* OBJECTIVE *
Skip any picture you find and retype all the remaining lines exactly.
============================================================
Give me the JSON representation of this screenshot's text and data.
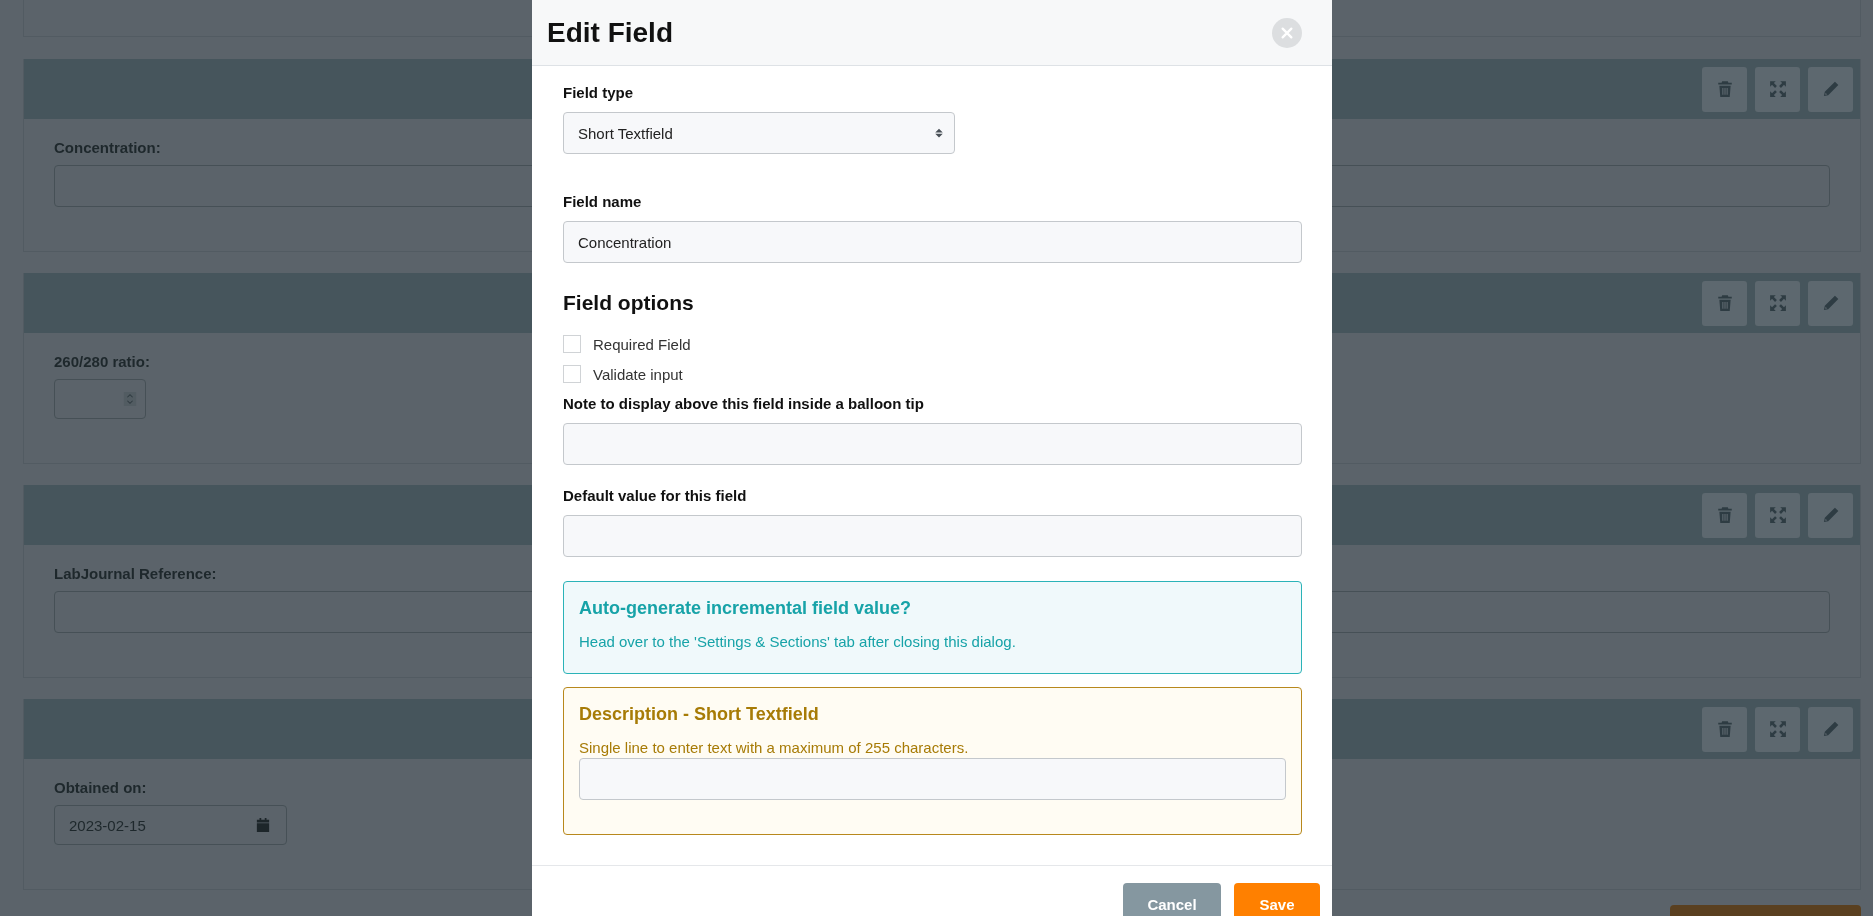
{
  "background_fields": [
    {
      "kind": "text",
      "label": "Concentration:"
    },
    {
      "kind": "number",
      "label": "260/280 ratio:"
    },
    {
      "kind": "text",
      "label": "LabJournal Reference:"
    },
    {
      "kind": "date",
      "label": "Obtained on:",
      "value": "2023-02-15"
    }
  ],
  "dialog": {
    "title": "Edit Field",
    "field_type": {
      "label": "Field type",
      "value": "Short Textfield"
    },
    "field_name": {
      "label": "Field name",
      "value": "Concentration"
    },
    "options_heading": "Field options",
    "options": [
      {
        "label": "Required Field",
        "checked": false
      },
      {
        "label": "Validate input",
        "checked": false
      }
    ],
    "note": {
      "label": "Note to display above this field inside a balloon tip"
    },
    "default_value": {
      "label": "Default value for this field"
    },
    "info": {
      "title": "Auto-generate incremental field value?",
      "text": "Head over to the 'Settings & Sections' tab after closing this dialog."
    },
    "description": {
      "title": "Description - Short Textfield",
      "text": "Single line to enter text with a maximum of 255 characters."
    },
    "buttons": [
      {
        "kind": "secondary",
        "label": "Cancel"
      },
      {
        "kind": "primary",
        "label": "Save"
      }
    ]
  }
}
============================================================
* RESPONSE BELOW *
Give me the JSON representation of this screenshot's text and data.
{
  "background_fields": [
    {
      "kind": "text",
      "label": "Concentration:"
    },
    {
      "kind": "number",
      "label": "260/280 ratio:"
    },
    {
      "kind": "text",
      "label": "LabJournal Reference:"
    },
    {
      "kind": "date",
      "label": "Obtained on:",
      "value": "2023-02-15"
    }
  ],
  "dialog": {
    "title": "Edit Field",
    "field_type": {
      "label": "Field type",
      "value": "Short Textfield"
    },
    "field_name": {
      "label": "Field name",
      "value": "Concentration"
    },
    "options_heading": "Field options",
    "options": [
      {
        "label": "Required Field",
        "checked": false
      },
      {
        "label": "Validate input",
        "checked": false
      }
    ],
    "note": {
      "label": "Note to display above this field inside a balloon tip"
    },
    "default_value": {
      "label": "Default value for this field"
    },
    "info": {
      "title": "Auto-generate incremental field value?",
      "text": "Head over to the 'Settings & Sections' tab after closing this dialog."
    },
    "description": {
      "title": "Description - Short Textfield",
      "text": "Single line to enter text with a maximum of 255 characters."
    },
    "buttons": [
      {
        "kind": "secondary",
        "label": "Cancel"
      },
      {
        "kind": "primary",
        "label": "Save"
      }
    ]
  }
}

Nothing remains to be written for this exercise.